Personal information
- Full name: Lenur Serverovych Temirov
- Nationality: Ukraine
- Born: 1 January 1990 (age 36) Olmaliq, Uzbek SSR, Soviet Union
- Height: 1.67 m (5 ft 5+1⁄2 in)
- Weight: 66 kg (146 lb)

Sport
- Country: Ukraine (2007-2014, 2018-now) Russia (2014-2017)
- Sport: Wrestling
- Event: Greco-Roman
- Club: Dynamo Simferopol
- Coached by: Ismet Saliev

Achievements and titles
- World finals: 2018 Worlds 3rd at 63 kg.

Medal record
Men's Greco-Roman wrestling
Representing Ukraine
World Championships
| Bronze medal – third place | 2018 Budapest | 63 kg |
| Bronze medal – third place | 2021 Oslo | 63 kg |
European Championships
| Bronze medal – third place | 2019 Bucharest | 60 kg |
| Bronze medal – third place | 2020 Rome | 63 kg |

= Lenur Temirov =

Ukrainian Greco-Roman wrestler

Lenur Serverovych Temirov (Ленур Серверович Теміров; born 1 January 1990, in Olmaliq, Uzbek SSR) is a Crimean Tatar amateur Greco-Roman wrestler who competes in the men's lightweight category for Ukraine.

==Career==
He was the 2018 World Championship bronze medalist. He was also a bronze medalist at the 2010 Junior World Championships. Temirov is a member of the wrestling team for Dynamo Simferopol in his current residence Simferopol, and is coached and trained by Ismet Saliev.

__INFORMATION SUPPLIED__:
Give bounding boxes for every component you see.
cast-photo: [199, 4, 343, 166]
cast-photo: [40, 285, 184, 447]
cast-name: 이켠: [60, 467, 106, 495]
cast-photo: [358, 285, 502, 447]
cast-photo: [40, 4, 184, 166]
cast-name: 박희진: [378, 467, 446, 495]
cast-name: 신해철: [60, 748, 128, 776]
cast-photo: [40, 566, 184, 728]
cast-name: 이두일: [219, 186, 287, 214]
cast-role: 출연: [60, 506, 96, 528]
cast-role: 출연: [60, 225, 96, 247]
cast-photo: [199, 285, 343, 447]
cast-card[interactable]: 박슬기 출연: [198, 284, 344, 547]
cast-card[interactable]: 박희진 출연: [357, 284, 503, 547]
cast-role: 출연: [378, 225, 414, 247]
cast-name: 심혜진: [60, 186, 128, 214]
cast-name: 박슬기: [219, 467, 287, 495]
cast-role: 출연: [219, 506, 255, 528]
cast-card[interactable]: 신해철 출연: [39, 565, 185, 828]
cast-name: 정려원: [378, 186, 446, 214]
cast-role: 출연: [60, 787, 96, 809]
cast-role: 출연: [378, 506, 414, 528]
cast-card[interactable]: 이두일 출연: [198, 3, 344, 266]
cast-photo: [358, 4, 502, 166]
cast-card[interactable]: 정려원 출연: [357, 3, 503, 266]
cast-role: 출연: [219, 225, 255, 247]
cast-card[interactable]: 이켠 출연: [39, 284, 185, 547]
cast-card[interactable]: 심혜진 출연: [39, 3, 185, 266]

__INSTRUCTIONS__:
1 - In the Lenur Temirov profile, who coaches and trains him?
2 - Write the next part of the Lenur Temirov profile, starting after its last sentence.
The rows come from a separate source.

__ANSWERS TO THE PROBLEMS__:
1 - Ismet Saliev

2 -
Temirov represented his adopted nation Ukraine at the 2012 Summer Olympics in London, where he competed for the men's 60 kg class. However, he lost the qualifying round match to Kazakhstan's Almat Kebispayev, who was able to score eight points in two straight periods, leaving Temirov without a single point.

After the Annexation of Crimea by the Russian Federation Temirov took part in Russian national competitions and was even called to the Russian national team. During that period of his career, he ranked 5th in the Russian National Championships in 2017 and won the All-Russian Wrestling Tournament for Prizes of the Crimean Head Sergei Aksyonov in 2015.